Data for the task:
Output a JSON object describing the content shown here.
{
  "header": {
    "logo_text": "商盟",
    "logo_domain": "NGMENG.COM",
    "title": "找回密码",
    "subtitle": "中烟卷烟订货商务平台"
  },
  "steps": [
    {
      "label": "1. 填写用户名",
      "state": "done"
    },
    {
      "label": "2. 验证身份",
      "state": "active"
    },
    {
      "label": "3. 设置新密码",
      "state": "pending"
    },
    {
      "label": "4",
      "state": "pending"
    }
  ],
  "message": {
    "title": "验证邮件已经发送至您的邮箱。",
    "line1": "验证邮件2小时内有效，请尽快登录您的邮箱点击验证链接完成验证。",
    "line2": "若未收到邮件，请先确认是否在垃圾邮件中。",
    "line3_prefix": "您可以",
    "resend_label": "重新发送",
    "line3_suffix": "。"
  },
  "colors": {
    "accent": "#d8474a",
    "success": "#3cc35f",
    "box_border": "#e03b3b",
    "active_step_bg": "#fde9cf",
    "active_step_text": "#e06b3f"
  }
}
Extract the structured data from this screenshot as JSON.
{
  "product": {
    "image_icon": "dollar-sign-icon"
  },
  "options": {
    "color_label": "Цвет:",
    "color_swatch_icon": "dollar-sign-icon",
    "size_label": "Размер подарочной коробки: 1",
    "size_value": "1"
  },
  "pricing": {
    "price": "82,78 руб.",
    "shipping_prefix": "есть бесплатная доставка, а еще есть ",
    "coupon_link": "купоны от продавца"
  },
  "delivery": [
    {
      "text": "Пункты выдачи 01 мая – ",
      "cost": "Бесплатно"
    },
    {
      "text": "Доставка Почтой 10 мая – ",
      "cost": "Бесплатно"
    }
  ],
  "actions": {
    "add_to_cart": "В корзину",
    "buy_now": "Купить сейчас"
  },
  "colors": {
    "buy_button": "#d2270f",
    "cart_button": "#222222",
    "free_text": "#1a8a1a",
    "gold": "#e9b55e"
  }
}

Given request: Take the entries above and transcribe them exactly.

Response to this exercise:
Output a JSON object describing the content shown here.
{
  "header": {
    "logo_text": "商盟",
    "logo_domain": "NGMENG.COM",
    "title": "找回密码",
    "subtitle": "中烟卷烟订货商务平台"
  },
  "steps": [
    {
      "label": "1. 填写用户名",
      "state": "done"
    },
    {
      "label": "2. 验证身份",
      "state": "active"
    },
    {
      "label": "3. 设置新密码",
      "state": "pending"
    },
    {
      "label": "4",
      "state": "pending"
    }
  ],
  "message": {
    "title": "验证邮件已经发送至您的邮箱。",
    "line1": "验证邮件2小时内有效，请尽快登录您的邮箱点击验证链接完成验证。",
    "line2": "若未收到邮件，请先确认是否在垃圾邮件中。",
    "line3_prefix": "您可以",
    "resend_label": "重新发送",
    "line3_suffix": "。"
  },
  "colors": {
    "accent": "#d8474a",
    "success": "#3cc35f",
    "box_border": "#e03b3b",
    "active_step_bg": "#fde9cf",
    "active_step_text": "#e06b3f"
  }
}
Extract the structured data from this screenshot as JSON.
{
  "product": {
    "image_icon": "dollar-sign-icon"
  },
  "options": {
    "color_label": "Цвет:",
    "color_swatch_icon": "dollar-sign-icon",
    "size_label": "Размер подарочной коробки: 1",
    "size_value": "1"
  },
  "pricing": {
    "price": "82,78 руб.",
    "shipping_prefix": "есть бесплатная доставка, а еще есть ",
    "coupon_link": "купоны от продавца"
  },
  "delivery": [
    {
      "text": "Пункты выдачи 01 мая – ",
      "cost": "Бесплатно"
    },
    {
      "text": "Доставка Почтой 10 мая – ",
      "cost": "Бесплатно"
    }
  ],
  "actions": {
    "add_to_cart": "В корзину",
    "buy_now": "Купить сейчас"
  },
  "colors": {
    "buy_button": "#d2270f",
    "cart_button": "#222222",
    "free_text": "#1a8a1a",
    "gold": "#e9b55e"
  }
}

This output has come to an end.